Record excerpts
***

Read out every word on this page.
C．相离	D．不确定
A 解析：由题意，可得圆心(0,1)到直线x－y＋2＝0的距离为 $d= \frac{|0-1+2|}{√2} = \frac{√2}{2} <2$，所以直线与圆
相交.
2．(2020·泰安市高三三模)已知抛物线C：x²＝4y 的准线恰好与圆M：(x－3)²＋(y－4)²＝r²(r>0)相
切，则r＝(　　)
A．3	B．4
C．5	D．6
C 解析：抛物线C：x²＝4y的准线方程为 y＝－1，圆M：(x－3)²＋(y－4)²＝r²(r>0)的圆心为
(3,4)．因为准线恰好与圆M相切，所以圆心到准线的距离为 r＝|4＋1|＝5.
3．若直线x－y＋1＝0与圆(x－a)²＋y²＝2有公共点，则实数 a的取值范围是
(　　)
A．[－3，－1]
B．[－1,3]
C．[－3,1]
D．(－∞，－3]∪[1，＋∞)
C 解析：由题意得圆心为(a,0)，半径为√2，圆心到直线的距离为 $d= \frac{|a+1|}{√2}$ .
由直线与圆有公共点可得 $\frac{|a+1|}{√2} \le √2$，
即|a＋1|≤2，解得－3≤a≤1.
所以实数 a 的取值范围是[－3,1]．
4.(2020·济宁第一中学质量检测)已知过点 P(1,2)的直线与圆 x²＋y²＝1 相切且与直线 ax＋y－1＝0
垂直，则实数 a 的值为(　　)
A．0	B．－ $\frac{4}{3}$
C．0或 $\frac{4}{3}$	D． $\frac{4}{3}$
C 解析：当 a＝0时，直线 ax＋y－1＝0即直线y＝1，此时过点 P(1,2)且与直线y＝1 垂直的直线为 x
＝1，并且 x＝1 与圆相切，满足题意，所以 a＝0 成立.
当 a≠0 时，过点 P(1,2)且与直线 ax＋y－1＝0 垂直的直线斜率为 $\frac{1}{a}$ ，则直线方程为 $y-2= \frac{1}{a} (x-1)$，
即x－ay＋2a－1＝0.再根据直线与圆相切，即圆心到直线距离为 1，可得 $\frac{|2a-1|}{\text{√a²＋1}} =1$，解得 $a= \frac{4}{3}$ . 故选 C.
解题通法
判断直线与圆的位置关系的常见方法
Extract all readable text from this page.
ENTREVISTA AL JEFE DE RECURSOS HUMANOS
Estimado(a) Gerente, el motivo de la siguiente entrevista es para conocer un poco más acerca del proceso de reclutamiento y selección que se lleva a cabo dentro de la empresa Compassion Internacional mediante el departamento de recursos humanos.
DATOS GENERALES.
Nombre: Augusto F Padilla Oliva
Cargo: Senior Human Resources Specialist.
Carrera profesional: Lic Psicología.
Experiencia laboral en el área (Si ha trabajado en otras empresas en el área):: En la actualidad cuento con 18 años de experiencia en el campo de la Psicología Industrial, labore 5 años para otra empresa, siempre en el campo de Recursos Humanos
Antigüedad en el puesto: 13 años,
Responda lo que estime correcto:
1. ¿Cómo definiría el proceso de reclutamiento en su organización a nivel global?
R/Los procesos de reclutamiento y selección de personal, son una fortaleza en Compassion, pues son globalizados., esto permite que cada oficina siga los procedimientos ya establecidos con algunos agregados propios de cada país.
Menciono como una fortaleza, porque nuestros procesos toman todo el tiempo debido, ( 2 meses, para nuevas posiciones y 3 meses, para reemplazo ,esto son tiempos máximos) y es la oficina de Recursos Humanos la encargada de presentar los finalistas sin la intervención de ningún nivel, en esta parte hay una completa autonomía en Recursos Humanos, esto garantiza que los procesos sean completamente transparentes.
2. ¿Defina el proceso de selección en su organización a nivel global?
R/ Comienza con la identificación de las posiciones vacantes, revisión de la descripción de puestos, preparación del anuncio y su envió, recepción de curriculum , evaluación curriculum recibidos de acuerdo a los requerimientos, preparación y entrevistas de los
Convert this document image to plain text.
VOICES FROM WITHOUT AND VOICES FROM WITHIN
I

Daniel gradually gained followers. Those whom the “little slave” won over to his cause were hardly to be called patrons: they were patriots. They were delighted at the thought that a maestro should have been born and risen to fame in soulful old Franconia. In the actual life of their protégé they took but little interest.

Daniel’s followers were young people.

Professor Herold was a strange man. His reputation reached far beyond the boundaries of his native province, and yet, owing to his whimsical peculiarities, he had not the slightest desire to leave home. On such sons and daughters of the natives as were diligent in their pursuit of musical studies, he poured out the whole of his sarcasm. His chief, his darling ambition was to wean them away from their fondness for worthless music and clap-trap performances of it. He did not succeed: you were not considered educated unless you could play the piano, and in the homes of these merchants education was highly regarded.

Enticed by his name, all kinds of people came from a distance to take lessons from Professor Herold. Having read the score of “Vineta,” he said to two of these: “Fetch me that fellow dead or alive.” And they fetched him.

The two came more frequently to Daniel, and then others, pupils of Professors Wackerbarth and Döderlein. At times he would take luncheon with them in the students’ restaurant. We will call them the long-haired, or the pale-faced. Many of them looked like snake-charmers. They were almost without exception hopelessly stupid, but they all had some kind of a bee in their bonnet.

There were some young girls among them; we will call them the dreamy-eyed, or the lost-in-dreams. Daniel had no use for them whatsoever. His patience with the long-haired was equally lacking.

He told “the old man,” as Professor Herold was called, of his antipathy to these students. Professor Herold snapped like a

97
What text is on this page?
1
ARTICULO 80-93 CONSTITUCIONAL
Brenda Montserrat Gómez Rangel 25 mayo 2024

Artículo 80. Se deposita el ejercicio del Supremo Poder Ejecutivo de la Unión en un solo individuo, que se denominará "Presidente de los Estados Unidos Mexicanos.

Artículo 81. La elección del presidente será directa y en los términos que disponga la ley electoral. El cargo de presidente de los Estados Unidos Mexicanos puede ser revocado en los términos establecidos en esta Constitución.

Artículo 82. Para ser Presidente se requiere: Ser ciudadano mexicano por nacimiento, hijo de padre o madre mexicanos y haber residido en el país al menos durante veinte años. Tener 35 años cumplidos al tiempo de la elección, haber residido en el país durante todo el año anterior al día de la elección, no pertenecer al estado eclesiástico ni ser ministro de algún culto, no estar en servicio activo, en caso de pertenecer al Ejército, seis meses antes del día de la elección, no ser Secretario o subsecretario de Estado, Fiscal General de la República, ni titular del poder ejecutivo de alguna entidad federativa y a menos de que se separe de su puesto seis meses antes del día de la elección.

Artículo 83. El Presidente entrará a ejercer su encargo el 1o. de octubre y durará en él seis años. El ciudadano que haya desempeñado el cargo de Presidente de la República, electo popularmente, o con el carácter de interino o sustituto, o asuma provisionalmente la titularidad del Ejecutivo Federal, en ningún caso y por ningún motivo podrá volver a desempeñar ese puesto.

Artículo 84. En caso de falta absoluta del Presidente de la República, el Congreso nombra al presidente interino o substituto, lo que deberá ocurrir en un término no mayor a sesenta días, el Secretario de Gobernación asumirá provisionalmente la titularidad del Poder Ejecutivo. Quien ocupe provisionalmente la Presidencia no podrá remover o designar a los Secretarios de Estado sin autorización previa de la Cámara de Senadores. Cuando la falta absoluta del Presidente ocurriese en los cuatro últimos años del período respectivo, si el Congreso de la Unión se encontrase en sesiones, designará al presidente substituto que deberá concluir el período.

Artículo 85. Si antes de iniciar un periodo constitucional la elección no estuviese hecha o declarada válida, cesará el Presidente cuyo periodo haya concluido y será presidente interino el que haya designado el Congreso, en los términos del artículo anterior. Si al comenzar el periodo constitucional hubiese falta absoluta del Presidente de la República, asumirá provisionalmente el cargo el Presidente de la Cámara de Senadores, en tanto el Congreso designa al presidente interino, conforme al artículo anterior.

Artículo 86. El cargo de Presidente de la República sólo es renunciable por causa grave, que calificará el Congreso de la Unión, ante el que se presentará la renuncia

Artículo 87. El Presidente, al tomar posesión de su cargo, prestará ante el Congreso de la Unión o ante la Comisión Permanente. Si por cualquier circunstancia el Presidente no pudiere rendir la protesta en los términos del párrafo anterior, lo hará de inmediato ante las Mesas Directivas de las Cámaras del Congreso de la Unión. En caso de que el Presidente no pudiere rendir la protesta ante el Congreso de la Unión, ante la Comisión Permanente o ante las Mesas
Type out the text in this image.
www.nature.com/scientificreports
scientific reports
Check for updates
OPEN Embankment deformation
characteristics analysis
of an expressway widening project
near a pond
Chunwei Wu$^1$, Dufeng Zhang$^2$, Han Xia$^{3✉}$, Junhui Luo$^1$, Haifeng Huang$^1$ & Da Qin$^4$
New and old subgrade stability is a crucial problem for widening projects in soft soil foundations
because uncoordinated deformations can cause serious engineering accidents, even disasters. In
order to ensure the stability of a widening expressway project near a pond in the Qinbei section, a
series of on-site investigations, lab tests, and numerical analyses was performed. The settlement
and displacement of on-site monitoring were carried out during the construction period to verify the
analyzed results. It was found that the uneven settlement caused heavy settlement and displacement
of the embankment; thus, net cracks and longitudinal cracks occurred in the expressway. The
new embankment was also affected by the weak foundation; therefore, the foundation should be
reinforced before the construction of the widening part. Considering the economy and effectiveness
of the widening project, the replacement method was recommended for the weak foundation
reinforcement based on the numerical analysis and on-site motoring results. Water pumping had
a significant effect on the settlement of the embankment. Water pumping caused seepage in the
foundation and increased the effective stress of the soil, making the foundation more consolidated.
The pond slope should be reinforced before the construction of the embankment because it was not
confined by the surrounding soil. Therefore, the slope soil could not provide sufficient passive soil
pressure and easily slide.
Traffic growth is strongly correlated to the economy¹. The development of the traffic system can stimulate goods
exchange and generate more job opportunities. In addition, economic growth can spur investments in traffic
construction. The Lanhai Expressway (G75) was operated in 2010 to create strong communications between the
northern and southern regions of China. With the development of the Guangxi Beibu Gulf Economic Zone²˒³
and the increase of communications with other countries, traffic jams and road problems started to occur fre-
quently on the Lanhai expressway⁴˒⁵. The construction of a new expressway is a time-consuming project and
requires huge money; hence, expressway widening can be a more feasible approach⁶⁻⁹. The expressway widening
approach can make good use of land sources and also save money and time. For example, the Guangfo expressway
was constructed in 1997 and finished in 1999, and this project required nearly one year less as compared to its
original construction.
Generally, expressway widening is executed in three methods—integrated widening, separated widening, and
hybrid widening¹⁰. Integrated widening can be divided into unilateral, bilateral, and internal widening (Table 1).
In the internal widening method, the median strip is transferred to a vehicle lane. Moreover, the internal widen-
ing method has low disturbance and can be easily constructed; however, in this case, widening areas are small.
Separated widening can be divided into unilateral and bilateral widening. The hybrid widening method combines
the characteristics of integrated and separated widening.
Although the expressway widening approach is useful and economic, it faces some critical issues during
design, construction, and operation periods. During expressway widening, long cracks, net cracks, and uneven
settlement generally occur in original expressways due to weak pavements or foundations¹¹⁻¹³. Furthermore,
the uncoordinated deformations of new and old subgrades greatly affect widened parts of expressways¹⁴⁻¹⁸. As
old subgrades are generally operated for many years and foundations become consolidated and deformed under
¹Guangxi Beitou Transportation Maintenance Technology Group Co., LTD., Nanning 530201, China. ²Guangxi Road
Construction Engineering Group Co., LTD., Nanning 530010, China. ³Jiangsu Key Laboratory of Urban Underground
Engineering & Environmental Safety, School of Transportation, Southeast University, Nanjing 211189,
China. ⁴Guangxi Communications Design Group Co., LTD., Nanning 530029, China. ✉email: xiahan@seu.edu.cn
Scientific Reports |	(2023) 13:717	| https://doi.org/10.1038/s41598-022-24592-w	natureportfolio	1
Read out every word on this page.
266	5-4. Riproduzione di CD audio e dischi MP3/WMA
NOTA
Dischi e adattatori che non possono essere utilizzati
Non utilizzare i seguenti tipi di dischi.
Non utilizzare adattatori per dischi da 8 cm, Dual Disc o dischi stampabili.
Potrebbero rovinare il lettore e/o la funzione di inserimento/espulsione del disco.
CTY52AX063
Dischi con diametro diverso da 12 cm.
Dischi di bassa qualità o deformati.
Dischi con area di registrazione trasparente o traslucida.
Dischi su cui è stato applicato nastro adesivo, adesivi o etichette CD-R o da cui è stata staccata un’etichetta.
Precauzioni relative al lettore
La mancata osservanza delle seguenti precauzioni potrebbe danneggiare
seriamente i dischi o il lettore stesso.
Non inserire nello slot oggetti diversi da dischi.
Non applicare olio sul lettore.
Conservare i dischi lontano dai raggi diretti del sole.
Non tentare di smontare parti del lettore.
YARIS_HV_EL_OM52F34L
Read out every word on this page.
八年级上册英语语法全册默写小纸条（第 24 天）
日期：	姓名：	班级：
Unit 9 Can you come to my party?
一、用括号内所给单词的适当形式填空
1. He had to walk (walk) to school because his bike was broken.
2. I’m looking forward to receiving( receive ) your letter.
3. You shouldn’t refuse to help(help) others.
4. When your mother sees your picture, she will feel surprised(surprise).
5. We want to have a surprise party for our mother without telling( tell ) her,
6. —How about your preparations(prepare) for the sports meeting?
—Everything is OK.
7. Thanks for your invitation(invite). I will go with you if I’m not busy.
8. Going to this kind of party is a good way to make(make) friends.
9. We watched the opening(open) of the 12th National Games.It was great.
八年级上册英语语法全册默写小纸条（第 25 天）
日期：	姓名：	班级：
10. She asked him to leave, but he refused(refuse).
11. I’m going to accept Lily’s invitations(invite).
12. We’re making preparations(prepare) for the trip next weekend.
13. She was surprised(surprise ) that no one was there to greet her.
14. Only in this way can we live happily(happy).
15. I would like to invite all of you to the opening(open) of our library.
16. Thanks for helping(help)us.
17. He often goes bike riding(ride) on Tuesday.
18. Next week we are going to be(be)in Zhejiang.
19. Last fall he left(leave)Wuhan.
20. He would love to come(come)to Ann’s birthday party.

***

Pull out each line containing the word "image" and copy it.

Completed exercise
Convert this document image to plain text.
Type out the text in this image.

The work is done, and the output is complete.